## Request
Output the listing below verbatim, from its first line through the line containing "card-label: SHOULDERS (7, 549, 113, 562)", both inclusive.
## start Input rows
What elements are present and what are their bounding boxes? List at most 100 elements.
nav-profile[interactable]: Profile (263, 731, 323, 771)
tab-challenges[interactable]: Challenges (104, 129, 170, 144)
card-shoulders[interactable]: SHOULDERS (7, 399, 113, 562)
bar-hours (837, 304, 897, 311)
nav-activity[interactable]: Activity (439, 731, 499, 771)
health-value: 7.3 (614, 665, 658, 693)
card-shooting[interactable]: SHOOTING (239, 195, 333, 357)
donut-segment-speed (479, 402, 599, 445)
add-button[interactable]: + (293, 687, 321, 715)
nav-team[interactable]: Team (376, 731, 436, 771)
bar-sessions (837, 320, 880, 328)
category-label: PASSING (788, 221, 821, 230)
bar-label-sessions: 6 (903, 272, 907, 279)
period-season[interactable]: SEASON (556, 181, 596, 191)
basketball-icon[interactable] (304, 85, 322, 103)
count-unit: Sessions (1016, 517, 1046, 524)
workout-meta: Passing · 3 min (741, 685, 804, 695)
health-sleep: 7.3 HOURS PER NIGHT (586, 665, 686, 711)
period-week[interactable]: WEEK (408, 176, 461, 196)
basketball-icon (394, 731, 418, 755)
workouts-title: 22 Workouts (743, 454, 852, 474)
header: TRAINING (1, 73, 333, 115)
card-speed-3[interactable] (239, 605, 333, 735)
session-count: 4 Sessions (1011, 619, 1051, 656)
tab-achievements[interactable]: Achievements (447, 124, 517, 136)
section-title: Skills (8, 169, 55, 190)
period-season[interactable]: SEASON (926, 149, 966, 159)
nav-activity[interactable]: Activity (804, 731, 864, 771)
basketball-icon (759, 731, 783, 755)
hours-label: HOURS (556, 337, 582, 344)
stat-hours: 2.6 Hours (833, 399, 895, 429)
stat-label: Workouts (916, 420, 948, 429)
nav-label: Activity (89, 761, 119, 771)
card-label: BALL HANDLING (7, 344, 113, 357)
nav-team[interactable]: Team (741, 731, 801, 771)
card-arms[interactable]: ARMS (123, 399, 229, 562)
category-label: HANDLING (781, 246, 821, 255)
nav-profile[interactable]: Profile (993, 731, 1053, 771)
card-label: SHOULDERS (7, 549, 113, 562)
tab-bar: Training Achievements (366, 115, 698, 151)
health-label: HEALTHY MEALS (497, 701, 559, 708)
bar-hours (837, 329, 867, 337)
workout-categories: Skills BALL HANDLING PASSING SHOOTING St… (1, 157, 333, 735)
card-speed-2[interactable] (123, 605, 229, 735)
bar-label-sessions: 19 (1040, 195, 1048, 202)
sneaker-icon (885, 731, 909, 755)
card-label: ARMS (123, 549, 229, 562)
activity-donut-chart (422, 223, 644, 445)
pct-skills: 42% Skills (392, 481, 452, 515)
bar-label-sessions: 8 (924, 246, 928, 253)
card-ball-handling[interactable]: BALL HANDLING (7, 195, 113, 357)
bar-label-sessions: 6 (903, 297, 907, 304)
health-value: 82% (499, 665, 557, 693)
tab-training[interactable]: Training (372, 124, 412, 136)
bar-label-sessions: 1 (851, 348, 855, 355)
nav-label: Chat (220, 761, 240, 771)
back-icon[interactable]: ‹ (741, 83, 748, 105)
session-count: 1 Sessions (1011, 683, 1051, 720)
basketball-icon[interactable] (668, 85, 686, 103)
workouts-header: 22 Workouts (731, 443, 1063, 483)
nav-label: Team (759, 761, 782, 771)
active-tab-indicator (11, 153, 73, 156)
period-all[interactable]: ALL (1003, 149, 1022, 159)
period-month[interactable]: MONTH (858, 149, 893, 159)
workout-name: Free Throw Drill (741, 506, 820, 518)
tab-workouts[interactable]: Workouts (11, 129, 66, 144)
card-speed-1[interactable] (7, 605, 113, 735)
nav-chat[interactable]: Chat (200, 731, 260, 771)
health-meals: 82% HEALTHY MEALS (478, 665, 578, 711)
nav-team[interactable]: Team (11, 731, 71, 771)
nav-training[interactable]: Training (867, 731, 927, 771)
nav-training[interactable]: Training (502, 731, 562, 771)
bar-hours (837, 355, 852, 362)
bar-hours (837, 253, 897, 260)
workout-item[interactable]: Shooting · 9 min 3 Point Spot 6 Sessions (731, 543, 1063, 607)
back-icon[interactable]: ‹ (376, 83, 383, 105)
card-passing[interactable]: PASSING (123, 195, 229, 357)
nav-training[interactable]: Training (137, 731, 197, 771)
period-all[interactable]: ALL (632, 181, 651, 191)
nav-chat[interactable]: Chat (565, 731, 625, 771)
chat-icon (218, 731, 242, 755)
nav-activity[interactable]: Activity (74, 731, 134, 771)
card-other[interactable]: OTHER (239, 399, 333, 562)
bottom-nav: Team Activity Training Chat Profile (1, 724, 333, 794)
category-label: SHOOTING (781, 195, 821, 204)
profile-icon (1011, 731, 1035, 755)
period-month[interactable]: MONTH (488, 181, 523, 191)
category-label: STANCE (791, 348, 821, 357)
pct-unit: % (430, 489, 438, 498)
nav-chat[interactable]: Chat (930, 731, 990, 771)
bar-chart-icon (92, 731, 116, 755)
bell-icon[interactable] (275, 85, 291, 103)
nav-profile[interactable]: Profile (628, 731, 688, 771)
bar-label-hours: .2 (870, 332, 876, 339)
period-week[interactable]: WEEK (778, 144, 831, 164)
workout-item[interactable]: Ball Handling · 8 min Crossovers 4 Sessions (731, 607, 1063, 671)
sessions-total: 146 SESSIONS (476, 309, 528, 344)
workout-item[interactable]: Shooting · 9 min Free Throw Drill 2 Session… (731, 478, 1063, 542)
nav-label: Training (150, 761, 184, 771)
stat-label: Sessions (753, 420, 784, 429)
## end Input rows
## Output
What elements are present and what are their bounding boxes? List at most 100 elements.
nav-profile[interactable]: Profile (263, 731, 323, 771)
tab-challenges[interactable]: Challenges (104, 129, 170, 144)
card-shoulders[interactable]: SHOULDERS (7, 399, 113, 562)
bar-hours (837, 304, 897, 311)
nav-activity[interactable]: Activity (439, 731, 499, 771)
health-value: 7.3 (614, 665, 658, 693)
card-shooting[interactable]: SHOOTING (239, 195, 333, 357)
donut-segment-speed (479, 402, 599, 445)
add-button[interactable]: + (293, 687, 321, 715)
nav-team[interactable]: Team (376, 731, 436, 771)
bar-sessions (837, 320, 880, 328)
category-label: PASSING (788, 221, 821, 230)
bar-label-sessions: 6 (903, 272, 907, 279)
period-season[interactable]: SEASON (556, 181, 596, 191)
basketball-icon[interactable] (304, 85, 322, 103)
count-unit: Sessions (1016, 517, 1046, 524)
workout-meta: Passing · 3 min (741, 685, 804, 695)
health-sleep: 7.3 HOURS PER NIGHT (586, 665, 686, 711)
period-week[interactable]: WEEK (408, 176, 461, 196)
basketball-icon (394, 731, 418, 755)
workouts-title: 22 Workouts (743, 454, 852, 474)
header: TRAINING (1, 73, 333, 115)
card-speed-3[interactable] (239, 605, 333, 735)
session-count: 4 Sessions (1011, 619, 1051, 656)
tab-achievements[interactable]: Achievements (447, 124, 517, 136)
section-title: Skills (8, 169, 55, 190)
period-season[interactable]: SEASON (926, 149, 966, 159)
nav-activity[interactable]: Activity (804, 731, 864, 771)
basketball-icon (759, 731, 783, 755)
hours-label: HOURS (556, 337, 582, 344)
stat-hours: 2.6 Hours (833, 399, 895, 429)
stat-label: Workouts (916, 420, 948, 429)
nav-label: Activity (89, 761, 119, 771)
card-label: BALL HANDLING (7, 344, 113, 357)
nav-team[interactable]: Team (741, 731, 801, 771)
card-arms[interactable]: ARMS (123, 399, 229, 562)
category-label: HANDLING (781, 246, 821, 255)
nav-profile[interactable]: Profile (993, 731, 1053, 771)
card-label: SHOULDERS (7, 549, 113, 562)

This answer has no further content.